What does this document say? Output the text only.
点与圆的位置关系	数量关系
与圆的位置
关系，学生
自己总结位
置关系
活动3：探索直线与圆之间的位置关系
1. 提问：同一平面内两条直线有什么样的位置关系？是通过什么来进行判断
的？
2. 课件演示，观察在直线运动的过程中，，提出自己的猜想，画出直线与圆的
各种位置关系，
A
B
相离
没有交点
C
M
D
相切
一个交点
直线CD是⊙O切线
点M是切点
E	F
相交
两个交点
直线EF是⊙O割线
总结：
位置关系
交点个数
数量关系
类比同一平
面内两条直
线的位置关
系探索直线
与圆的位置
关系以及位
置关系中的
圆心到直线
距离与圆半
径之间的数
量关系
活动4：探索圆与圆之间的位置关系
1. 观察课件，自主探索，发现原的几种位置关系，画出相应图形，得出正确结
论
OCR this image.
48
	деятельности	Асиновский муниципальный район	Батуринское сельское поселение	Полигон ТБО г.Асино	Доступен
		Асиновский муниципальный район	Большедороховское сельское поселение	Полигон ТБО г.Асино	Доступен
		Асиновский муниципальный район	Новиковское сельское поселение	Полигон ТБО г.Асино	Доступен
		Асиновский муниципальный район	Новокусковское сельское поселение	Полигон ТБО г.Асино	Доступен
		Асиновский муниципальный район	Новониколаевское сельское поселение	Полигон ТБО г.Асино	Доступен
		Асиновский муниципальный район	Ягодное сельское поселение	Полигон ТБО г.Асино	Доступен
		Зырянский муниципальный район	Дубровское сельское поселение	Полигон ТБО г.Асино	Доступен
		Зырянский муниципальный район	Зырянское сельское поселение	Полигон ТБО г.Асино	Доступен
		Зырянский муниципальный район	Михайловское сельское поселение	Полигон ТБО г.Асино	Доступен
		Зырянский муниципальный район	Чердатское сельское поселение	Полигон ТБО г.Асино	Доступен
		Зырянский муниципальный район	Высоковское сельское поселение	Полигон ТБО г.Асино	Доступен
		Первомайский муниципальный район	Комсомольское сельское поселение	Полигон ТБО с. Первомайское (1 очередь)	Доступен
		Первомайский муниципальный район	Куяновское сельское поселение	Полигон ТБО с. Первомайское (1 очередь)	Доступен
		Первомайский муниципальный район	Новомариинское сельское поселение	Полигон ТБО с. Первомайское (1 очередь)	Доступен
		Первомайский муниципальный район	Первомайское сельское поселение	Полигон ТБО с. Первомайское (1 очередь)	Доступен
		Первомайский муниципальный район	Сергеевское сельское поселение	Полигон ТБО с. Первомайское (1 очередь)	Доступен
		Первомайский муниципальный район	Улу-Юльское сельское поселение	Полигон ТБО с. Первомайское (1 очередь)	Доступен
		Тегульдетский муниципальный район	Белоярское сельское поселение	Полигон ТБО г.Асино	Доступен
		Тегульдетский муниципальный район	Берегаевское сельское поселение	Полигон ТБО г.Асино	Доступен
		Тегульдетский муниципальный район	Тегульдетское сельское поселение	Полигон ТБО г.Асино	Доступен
+ + + +
▸ **TASK DIRECTIONS**:
Print out every entry, keeping each one exact.

▸ **SOLUTION TO THE EXERCISE**:
What does this document say? Output the text only.
点与圆的位置关系	数量关系
与圆的位置
关系，学生
自己总结位
置关系
活动3：探索直线与圆之间的位置关系
1. 提问：同一平面内两条直线有什么样的位置关系？是通过什么来进行判断
的？
2. 课件演示，观察在直线运动的过程中，，提出自己的猜想，画出直线与圆的
各种位置关系，
A
B
相离
没有交点
C
M
D
相切
一个交点
直线CD是⊙O切线
点M是切点
E	F
相交
两个交点
直线EF是⊙O割线
总结：
位置关系
交点个数
数量关系
类比同一平
面内两条直
线的位置关
系探索直线
与圆的位置
关系以及位
置关系中的
圆心到直线
距离与圆半
径之间的数
量关系
活动4：探索圆与圆之间的位置关系
1. 观察课件，自主探索，发现原的几种位置关系，画出相应图形，得出正确结
论
OCR this image.
48
	деятельности	Асиновский муниципальный район	Батуринское сельское поселение	Полигон ТБО г.Асино	Доступен
		Асиновский муниципальный район	Большедороховское сельское поселение	Полигон ТБО г.Асино	Доступен
		Асиновский муниципальный район	Новиковское сельское поселение	Полигон ТБО г.Асино	Доступен
		Асиновский муниципальный район	Новокусковское сельское поселение	Полигон ТБО г.Асино	Доступен
		Асиновский муниципальный район	Новониколаевское сельское поселение	Полигон ТБО г.Асино	Доступен
		Асиновский муниципальный район	Ягодное сельское поселение	Полигон ТБО г.Асино	Доступен
		Зырянский муниципальный район	Дубровское сельское поселение	Полигон ТБО г.Асино	Доступен
		Зырянский муниципальный район	Зырянское сельское поселение	Полигон ТБО г.Асино	Доступен
		Зырянский муниципальный район	Михайловское сельское поселение	Полигон ТБО г.Асино	Доступен
		Зырянский муниципальный район	Чердатское сельское поселение	Полигон ТБО г.Асино	Доступен
		Зырянский муниципальный район	Высоковское сельское поселение	Полигон ТБО г.Асино	Доступен
		Первомайский муниципальный район	Комсомольское сельское поселение	Полигон ТБО с. Первомайское (1 очередь)	Доступен
		Первомайский муниципальный район	Куяновское сельское поселение	Полигон ТБО с. Первомайское (1 очередь)	Доступен
		Первомайский муниципальный район	Новомариинское сельское поселение	Полигон ТБО с. Первомайское (1 очередь)	Доступен
		Первомайский муниципальный район	Первомайское сельское поселение	Полигон ТБО с. Первомайское (1 очередь)	Доступен
		Первомайский муниципальный район	Сергеевское сельское поселение	Полигон ТБО с. Первомайское (1 очередь)	Доступен
		Первомайский муниципальный район	Улу-Юльское сельское поселение	Полигон ТБО с. Первомайское (1 очередь)	Доступен
		Тегульдетский муниципальный район	Белоярское сельское поселение	Полигон ТБО г.Асино	Доступен
		Тегульдетский муниципальный район	Берегаевское сельское поселение	Полигон ТБО г.Асино	Доступен
		Тегульдетский муниципальный район	Тегульдетское сельское поселение	Полигон ТБО г.Асино	Доступен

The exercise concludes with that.